-- begin Records for the task --

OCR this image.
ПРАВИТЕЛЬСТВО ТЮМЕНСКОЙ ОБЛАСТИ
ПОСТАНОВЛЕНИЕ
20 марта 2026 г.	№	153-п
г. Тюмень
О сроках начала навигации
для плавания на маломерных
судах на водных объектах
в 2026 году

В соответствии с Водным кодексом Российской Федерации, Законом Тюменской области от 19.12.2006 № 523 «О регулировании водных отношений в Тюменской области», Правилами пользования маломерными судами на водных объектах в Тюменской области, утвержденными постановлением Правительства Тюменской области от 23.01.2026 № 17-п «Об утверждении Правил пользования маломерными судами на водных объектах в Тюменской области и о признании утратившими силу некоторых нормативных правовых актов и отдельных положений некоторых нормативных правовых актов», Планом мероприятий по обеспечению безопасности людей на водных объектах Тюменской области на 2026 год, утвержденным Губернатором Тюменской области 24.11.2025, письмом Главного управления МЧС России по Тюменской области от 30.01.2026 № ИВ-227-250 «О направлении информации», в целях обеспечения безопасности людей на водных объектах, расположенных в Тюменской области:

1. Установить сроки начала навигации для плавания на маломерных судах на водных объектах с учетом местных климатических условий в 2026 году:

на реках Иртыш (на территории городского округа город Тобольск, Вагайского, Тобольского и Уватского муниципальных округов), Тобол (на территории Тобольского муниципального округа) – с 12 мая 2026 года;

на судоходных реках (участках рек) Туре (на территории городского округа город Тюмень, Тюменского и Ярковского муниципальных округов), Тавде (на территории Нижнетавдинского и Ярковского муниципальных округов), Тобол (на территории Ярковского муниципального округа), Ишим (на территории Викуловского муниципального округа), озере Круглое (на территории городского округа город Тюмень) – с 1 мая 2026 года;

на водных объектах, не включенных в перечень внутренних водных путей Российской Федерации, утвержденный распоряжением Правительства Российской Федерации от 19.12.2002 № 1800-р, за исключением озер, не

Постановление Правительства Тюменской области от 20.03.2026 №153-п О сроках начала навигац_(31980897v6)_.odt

-- end Records for the task --

What is expected: Please set down each line of the records exactly as given.

Exercise solution:
OCR this image.
ПРАВИТЕЛЬСТВО ТЮМЕНСКОЙ ОБЛАСТИ
ПОСТАНОВЛЕНИЕ
20 марта 2026 г.	№	153-п
г. Тюмень
О сроках начала навигации
для плавания на маломерных
судах на водных объектах
в 2026 году

В соответствии с Водным кодексом Российской Федерации, Законом Тюменской области от 19.12.2006 № 523 «О регулировании водных отношений в Тюменской области», Правилами пользования маломерными судами на водных объектах в Тюменской области, утвержденными постановлением Правительства Тюменской области от 23.01.2026 № 17-п «Об утверждении Правил пользования маломерными судами на водных объектах в Тюменской области и о признании утратившими силу некоторых нормативных правовых актов и отдельных положений некоторых нормативных правовых актов», Планом мероприятий по обеспечению безопасности людей на водных объектах Тюменской области на 2026 год, утвержденным Губернатором Тюменской области 24.11.2025, письмом Главного управления МЧС России по Тюменской области от 30.01.2026 № ИВ-227-250 «О направлении информации», в целях обеспечения безопасности людей на водных объектах, расположенных в Тюменской области:

1. Установить сроки начала навигации для плавания на маломерных судах на водных объектах с учетом местных климатических условий в 2026 году:

на реках Иртыш (на территории городского округа город Тобольск, Вагайского, Тобольского и Уватского муниципальных округов), Тобол (на территории Тобольского муниципального округа) – с 12 мая 2026 года;

на судоходных реках (участках рек) Туре (на территории городского округа город Тюмень, Тюменского и Ярковского муниципальных округов), Тавде (на территории Нижнетавдинского и Ярковского муниципальных округов), Тобол (на территории Ярковского муниципального округа), Ишим (на территории Викуловского муниципального округа), озере Круглое (на территории городского округа город Тюмень) – с 1 мая 2026 года;

на водных объектах, не включенных в перечень внутренних водных путей Российской Федерации, утвержденный распоряжением Правительства Российской Федерации от 19.12.2002 № 1800-р, за исключением озер, не

Постановление Правительства Тюменской области от 20.03.2026 №153-п О сроках начала навигац_(31980897v6)_.odt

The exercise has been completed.